== Data records ==
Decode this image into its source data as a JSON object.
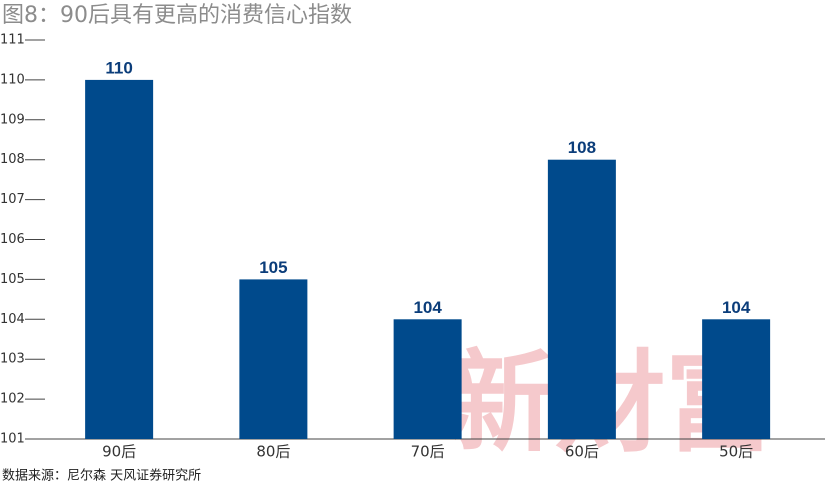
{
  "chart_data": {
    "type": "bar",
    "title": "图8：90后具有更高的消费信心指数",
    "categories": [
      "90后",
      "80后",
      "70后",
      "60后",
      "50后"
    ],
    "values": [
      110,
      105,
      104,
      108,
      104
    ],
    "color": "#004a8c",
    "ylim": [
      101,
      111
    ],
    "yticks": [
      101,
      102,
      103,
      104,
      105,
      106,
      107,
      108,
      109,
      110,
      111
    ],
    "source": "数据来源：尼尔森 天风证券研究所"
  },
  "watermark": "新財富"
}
===
== Data records ==
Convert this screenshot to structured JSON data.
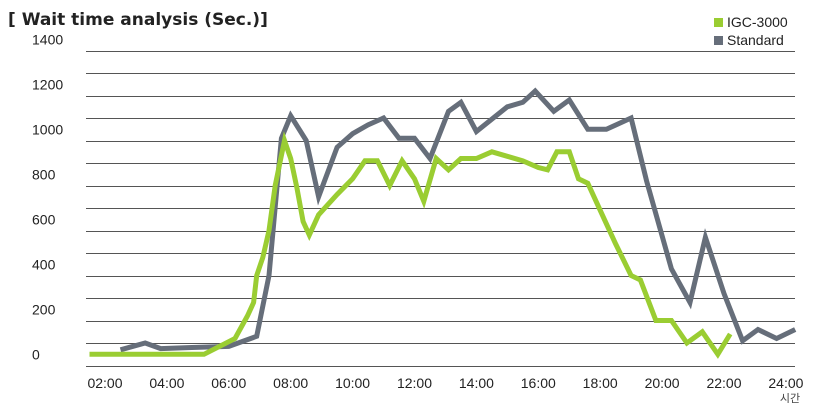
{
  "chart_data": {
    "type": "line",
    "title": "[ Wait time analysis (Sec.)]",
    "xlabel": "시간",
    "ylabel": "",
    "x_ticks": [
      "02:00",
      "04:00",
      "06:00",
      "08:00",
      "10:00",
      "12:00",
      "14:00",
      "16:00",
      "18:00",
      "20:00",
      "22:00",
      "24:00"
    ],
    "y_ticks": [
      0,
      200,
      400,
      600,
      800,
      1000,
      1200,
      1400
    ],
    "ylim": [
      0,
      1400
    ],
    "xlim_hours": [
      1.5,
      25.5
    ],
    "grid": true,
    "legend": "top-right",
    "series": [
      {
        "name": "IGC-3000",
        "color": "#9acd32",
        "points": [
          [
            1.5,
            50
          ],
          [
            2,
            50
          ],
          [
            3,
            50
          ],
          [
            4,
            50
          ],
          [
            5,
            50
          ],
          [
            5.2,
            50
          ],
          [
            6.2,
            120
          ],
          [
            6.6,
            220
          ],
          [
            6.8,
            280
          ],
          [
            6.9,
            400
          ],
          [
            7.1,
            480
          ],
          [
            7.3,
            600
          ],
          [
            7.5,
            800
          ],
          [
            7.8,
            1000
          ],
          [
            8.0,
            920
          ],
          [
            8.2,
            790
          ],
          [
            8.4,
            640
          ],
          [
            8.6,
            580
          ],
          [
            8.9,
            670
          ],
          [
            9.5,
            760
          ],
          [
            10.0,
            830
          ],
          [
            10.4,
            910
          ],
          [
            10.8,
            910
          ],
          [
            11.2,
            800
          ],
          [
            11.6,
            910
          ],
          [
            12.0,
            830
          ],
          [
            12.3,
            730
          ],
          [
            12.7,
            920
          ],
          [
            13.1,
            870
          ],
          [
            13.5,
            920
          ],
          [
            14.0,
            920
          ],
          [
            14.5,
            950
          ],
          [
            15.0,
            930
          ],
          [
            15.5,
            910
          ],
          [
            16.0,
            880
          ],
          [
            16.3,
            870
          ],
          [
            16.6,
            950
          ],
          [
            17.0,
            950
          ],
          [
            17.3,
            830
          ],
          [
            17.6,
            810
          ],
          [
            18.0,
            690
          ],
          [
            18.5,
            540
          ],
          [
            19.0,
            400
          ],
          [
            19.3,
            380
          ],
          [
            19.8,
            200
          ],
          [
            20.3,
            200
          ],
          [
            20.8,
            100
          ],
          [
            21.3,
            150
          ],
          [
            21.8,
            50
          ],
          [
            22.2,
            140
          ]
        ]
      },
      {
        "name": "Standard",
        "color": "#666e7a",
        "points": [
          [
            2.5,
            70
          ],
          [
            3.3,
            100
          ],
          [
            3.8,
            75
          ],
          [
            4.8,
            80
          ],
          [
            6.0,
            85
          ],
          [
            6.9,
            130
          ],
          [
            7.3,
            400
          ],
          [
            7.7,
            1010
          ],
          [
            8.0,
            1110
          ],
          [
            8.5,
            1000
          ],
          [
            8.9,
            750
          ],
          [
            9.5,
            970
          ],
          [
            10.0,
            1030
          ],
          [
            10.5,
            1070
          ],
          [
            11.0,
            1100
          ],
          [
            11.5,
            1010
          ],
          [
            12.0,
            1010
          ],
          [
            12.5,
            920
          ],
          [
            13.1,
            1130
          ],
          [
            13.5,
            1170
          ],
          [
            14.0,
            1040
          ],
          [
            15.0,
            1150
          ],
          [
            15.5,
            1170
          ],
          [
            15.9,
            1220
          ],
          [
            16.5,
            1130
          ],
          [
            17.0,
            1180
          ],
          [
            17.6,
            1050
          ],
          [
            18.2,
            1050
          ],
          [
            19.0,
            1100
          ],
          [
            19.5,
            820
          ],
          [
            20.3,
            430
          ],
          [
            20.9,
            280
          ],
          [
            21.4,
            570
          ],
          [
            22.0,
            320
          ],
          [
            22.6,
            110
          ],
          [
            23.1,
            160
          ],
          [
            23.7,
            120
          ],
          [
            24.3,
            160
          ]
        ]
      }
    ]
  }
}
===
**Exercise instructions:**
Copy every line of the data that holds the string "source".

**Solution for this exercise:**
Decode this image into its source data as a JSON object.
    "source": "数据来源：尼尔森 天风证券研究所"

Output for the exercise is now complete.